(Stored items from a collection)
- - - - - - -

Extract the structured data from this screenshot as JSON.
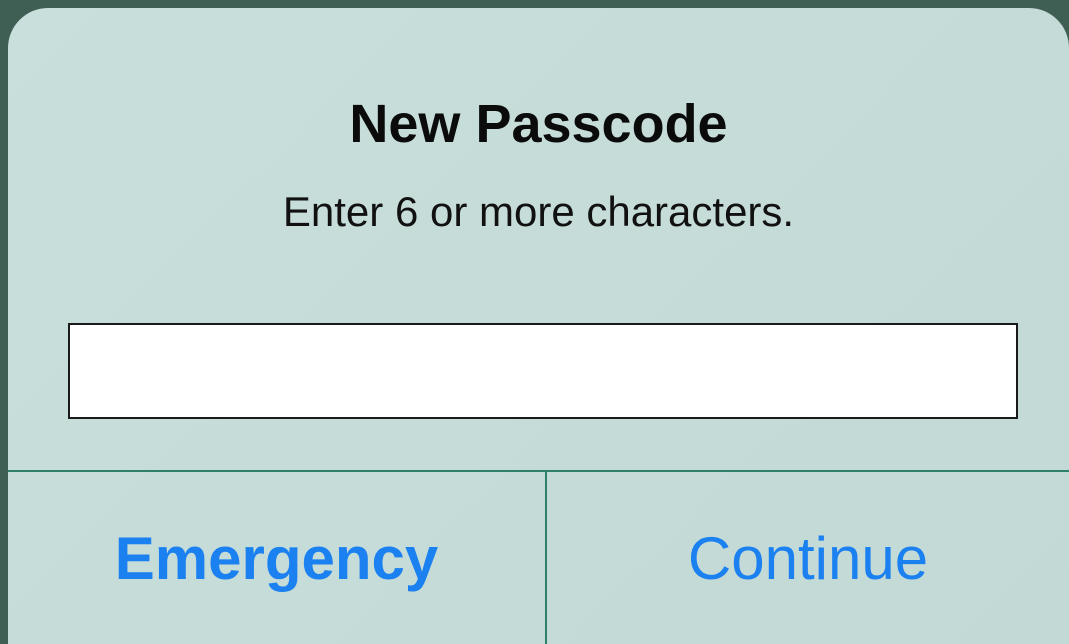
{
  "alert": {
    "title": "New Passcode",
    "message": "Enter 6 or more characters.",
    "passcode_field": {
      "value": "",
      "placeholder": ""
    },
    "buttons": {
      "emergency_label": "Emergency",
      "continue_label": "Continue"
    }
  },
  "colors": {
    "accent": "#1b80f0",
    "divider": "#2f7f6a",
    "background": "#c6dcd8"
  }
}
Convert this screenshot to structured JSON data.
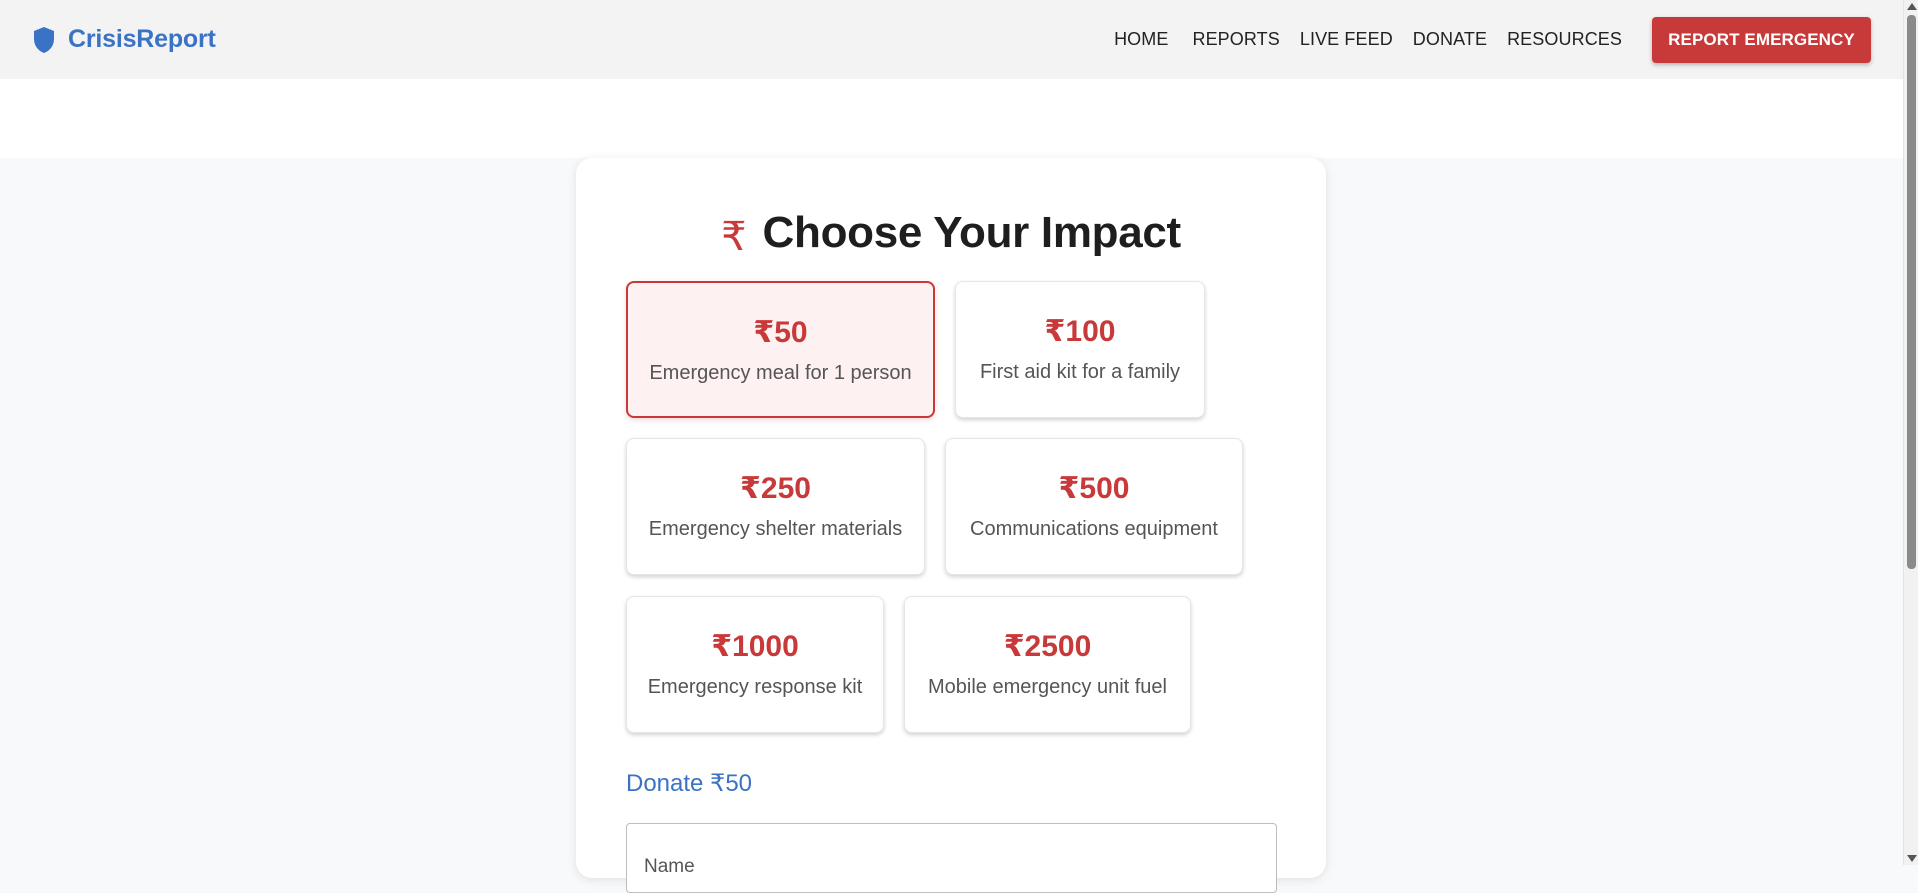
{
  "brand": {
    "name": "CrisisReport",
    "icon": "shield-icon",
    "color": "#3a73c6"
  },
  "nav": {
    "items": [
      {
        "label": "HOME"
      },
      {
        "label": "REPORTS"
      },
      {
        "label": "LIVE FEED"
      },
      {
        "label": "DONATE"
      },
      {
        "label": "RESOURCES"
      }
    ],
    "cta_label": "REPORT EMERGENCY",
    "cta_color": "#c8393a"
  },
  "impact": {
    "icon": "rupee-icon",
    "icon_glyph": "₹",
    "title": "Choose Your Impact",
    "selected_index": 0,
    "options": [
      {
        "amount": "₹50",
        "description": "Emergency meal for 1 person"
      },
      {
        "amount": "₹100",
        "description": "First aid kit for a family"
      },
      {
        "amount": "₹250",
        "description": "Emergency shelter materials"
      },
      {
        "amount": "₹500",
        "description": "Communications equipment"
      },
      {
        "amount": "₹1000",
        "description": "Emergency response kit"
      },
      {
        "amount": "₹2500",
        "description": "Mobile emergency unit fuel"
      }
    ],
    "donate_label": "Donate ₹50",
    "name_placeholder": "Name"
  },
  "colors": {
    "accent": "#c8393a",
    "link": "#3a73c6",
    "selected_bg": "#fdf1f1"
  }
}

- - - - - - -

Stated goal.
Skip the pictures and transcribe the rest of the records exactly.

Complete answer.
Extract the structured data from this screenshot as JSON.
{
  "alert": {
    "title": "New Passcode",
    "message": "Enter 6 or more characters.",
    "passcode_field": {
      "value": "",
      "placeholder": ""
    },
    "buttons": {
      "emergency_label": "Emergency",
      "continue_label": "Continue"
    }
  },
  "colors": {
    "accent": "#1b80f0",
    "divider": "#2f7f6a",
    "background": "#c6dcd8"
  }
}
Convert this screenshot to structured JSON data.
{
  "brand": {
    "name": "CrisisReport",
    "icon": "shield-icon",
    "color": "#3a73c6"
  },
  "nav": {
    "items": [
      {
        "label": "HOME"
      },
      {
        "label": "REPORTS"
      },
      {
        "label": "LIVE FEED"
      },
      {
        "label": "DONATE"
      },
      {
        "label": "RESOURCES"
      }
    ],
    "cta_label": "REPORT EMERGENCY",
    "cta_color": "#c8393a"
  },
  "impact": {
    "icon": "rupee-icon",
    "icon_glyph": "₹",
    "title": "Choose Your Impact",
    "selected_index": 0,
    "options": [
      {
        "amount": "₹50",
        "description": "Emergency meal for 1 person"
      },
      {
        "amount": "₹100",
        "description": "First aid kit for a family"
      },
      {
        "amount": "₹250",
        "description": "Emergency shelter materials"
      },
      {
        "amount": "₹500",
        "description": "Communications equipment"
      },
      {
        "amount": "₹1000",
        "description": "Emergency response kit"
      },
      {
        "amount": "₹2500",
        "description": "Mobile emergency unit fuel"
      }
    ],
    "donate_label": "Donate ₹50",
    "name_placeholder": "Name"
  },
  "colors": {
    "accent": "#c8393a",
    "link": "#3a73c6",
    "selected_bg": "#fdf1f1"
  }
}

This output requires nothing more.